Give the data below again exactly as written, without its pictures.

:: RECORDS TO PROCESS ::

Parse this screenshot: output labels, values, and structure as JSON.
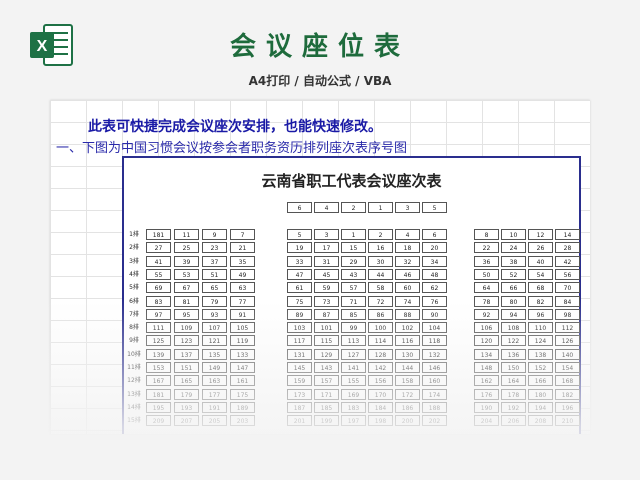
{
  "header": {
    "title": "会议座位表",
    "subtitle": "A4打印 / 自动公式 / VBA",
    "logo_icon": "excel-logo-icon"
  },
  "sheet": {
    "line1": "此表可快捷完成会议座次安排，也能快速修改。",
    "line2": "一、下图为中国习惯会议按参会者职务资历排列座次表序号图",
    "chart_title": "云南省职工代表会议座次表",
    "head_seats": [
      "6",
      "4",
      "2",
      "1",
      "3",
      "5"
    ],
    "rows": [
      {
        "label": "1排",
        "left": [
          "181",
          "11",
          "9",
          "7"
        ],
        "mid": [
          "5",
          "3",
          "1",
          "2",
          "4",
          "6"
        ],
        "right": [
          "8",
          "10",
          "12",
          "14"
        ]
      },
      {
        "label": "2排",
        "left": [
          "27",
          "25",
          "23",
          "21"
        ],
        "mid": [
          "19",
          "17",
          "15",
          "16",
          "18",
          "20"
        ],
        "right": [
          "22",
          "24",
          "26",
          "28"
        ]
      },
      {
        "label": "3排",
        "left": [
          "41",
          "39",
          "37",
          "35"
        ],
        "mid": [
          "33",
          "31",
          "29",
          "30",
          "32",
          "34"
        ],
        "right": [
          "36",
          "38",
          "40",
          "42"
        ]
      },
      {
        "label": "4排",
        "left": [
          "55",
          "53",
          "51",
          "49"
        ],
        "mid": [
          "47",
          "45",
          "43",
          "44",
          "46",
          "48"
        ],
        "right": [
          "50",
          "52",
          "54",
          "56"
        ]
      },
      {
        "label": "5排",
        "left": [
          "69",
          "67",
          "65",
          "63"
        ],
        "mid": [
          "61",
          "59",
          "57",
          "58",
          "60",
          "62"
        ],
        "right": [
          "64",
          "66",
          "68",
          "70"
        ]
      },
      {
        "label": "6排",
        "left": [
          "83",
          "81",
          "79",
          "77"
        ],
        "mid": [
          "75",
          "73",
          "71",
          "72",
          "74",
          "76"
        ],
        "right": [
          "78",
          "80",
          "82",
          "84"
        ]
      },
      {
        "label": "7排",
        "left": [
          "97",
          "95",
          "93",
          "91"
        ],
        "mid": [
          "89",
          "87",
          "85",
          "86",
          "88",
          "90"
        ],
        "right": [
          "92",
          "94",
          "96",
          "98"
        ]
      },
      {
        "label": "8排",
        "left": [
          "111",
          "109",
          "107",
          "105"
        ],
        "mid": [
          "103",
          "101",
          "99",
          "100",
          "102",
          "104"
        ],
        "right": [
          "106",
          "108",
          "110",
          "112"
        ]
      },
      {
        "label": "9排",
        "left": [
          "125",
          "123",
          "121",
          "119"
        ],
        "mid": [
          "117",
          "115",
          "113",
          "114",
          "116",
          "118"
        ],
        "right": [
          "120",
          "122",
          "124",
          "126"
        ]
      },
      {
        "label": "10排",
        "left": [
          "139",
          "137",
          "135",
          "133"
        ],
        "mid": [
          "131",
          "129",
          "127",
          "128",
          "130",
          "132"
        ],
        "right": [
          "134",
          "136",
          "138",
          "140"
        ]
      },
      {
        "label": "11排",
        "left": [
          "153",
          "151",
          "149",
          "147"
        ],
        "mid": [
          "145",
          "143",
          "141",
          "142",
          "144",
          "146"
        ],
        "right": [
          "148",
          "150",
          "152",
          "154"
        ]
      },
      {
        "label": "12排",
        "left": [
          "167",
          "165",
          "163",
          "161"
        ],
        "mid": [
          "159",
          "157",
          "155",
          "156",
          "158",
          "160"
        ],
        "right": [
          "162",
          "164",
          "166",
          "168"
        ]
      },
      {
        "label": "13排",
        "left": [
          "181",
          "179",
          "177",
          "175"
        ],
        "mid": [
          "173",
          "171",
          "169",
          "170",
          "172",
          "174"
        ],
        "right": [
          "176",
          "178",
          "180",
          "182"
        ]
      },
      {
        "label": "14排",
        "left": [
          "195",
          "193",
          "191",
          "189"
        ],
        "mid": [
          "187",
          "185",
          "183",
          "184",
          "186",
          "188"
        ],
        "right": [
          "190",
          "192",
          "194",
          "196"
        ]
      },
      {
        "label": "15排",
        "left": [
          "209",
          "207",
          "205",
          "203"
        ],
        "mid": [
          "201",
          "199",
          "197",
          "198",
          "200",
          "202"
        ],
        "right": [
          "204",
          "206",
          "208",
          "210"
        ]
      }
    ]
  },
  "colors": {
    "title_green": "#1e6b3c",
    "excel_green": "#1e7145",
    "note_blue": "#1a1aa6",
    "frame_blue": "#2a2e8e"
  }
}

:::

> RESPONSE BELOW:
Parse this screenshot: output labels, values, and structure as JSON.
{
  "header": {
    "title": "会议座位表",
    "subtitle": "A4打印 / 自动公式 / VBA",
    "logo_icon": "excel-logo-icon"
  },
  "sheet": {
    "line1": "此表可快捷完成会议座次安排，也能快速修改。",
    "line2": "一、下图为中国习惯会议按参会者职务资历排列座次表序号图",
    "chart_title": "云南省职工代表会议座次表",
    "head_seats": [
      "6",
      "4",
      "2",
      "1",
      "3",
      "5"
    ],
    "rows": [
      {
        "label": "1排",
        "left": [
          "181",
          "11",
          "9",
          "7"
        ],
        "mid": [
          "5",
          "3",
          "1",
          "2",
          "4",
          "6"
        ],
        "right": [
          "8",
          "10",
          "12",
          "14"
        ]
      },
      {
        "label": "2排",
        "left": [
          "27",
          "25",
          "23",
          "21"
        ],
        "mid": [
          "19",
          "17",
          "15",
          "16",
          "18",
          "20"
        ],
        "right": [
          "22",
          "24",
          "26",
          "28"
        ]
      },
      {
        "label": "3排",
        "left": [
          "41",
          "39",
          "37",
          "35"
        ],
        "mid": [
          "33",
          "31",
          "29",
          "30",
          "32",
          "34"
        ],
        "right": [
          "36",
          "38",
          "40",
          "42"
        ]
      },
      {
        "label": "4排",
        "left": [
          "55",
          "53",
          "51",
          "49"
        ],
        "mid": [
          "47",
          "45",
          "43",
          "44",
          "46",
          "48"
        ],
        "right": [
          "50",
          "52",
          "54",
          "56"
        ]
      },
      {
        "label": "5排",
        "left": [
          "69",
          "67",
          "65",
          "63"
        ],
        "mid": [
          "61",
          "59",
          "57",
          "58",
          "60",
          "62"
        ],
        "right": [
          "64",
          "66",
          "68",
          "70"
        ]
      },
      {
        "label": "6排",
        "left": [
          "83",
          "81",
          "79",
          "77"
        ],
        "mid": [
          "75",
          "73",
          "71",
          "72",
          "74",
          "76"
        ],
        "right": [
          "78",
          "80",
          "82",
          "84"
        ]
      },
      {
        "label": "7排",
        "left": [
          "97",
          "95",
          "93",
          "91"
        ],
        "mid": [
          "89",
          "87",
          "85",
          "86",
          "88",
          "90"
        ],
        "right": [
          "92",
          "94",
          "96",
          "98"
        ]
      },
      {
        "label": "8排",
        "left": [
          "111",
          "109",
          "107",
          "105"
        ],
        "mid": [
          "103",
          "101",
          "99",
          "100",
          "102",
          "104"
        ],
        "right": [
          "106",
          "108",
          "110",
          "112"
        ]
      },
      {
        "label": "9排",
        "left": [
          "125",
          "123",
          "121",
          "119"
        ],
        "mid": [
          "117",
          "115",
          "113",
          "114",
          "116",
          "118"
        ],
        "right": [
          "120",
          "122",
          "124",
          "126"
        ]
      },
      {
        "label": "10排",
        "left": [
          "139",
          "137",
          "135",
          "133"
        ],
        "mid": [
          "131",
          "129",
          "127",
          "128",
          "130",
          "132"
        ],
        "right": [
          "134",
          "136",
          "138",
          "140"
        ]
      },
      {
        "label": "11排",
        "left": [
          "153",
          "151",
          "149",
          "147"
        ],
        "mid": [
          "145",
          "143",
          "141",
          "142",
          "144",
          "146"
        ],
        "right": [
          "148",
          "150",
          "152",
          "154"
        ]
      },
      {
        "label": "12排",
        "left": [
          "167",
          "165",
          "163",
          "161"
        ],
        "mid": [
          "159",
          "157",
          "155",
          "156",
          "158",
          "160"
        ],
        "right": [
          "162",
          "164",
          "166",
          "168"
        ]
      },
      {
        "label": "13排",
        "left": [
          "181",
          "179",
          "177",
          "175"
        ],
        "mid": [
          "173",
          "171",
          "169",
          "170",
          "172",
          "174"
        ],
        "right": [
          "176",
          "178",
          "180",
          "182"
        ]
      },
      {
        "label": "14排",
        "left": [
          "195",
          "193",
          "191",
          "189"
        ],
        "mid": [
          "187",
          "185",
          "183",
          "184",
          "186",
          "188"
        ],
        "right": [
          "190",
          "192",
          "194",
          "196"
        ]
      },
      {
        "label": "15排",
        "left": [
          "209",
          "207",
          "205",
          "203"
        ],
        "mid": [
          "201",
          "199",
          "197",
          "198",
          "200",
          "202"
        ],
        "right": [
          "204",
          "206",
          "208",
          "210"
        ]
      }
    ]
  },
  "colors": {
    "title_green": "#1e6b3c",
    "excel_green": "#1e7145",
    "note_blue": "#1a1aa6",
    "frame_blue": "#2a2e8e"
  }
}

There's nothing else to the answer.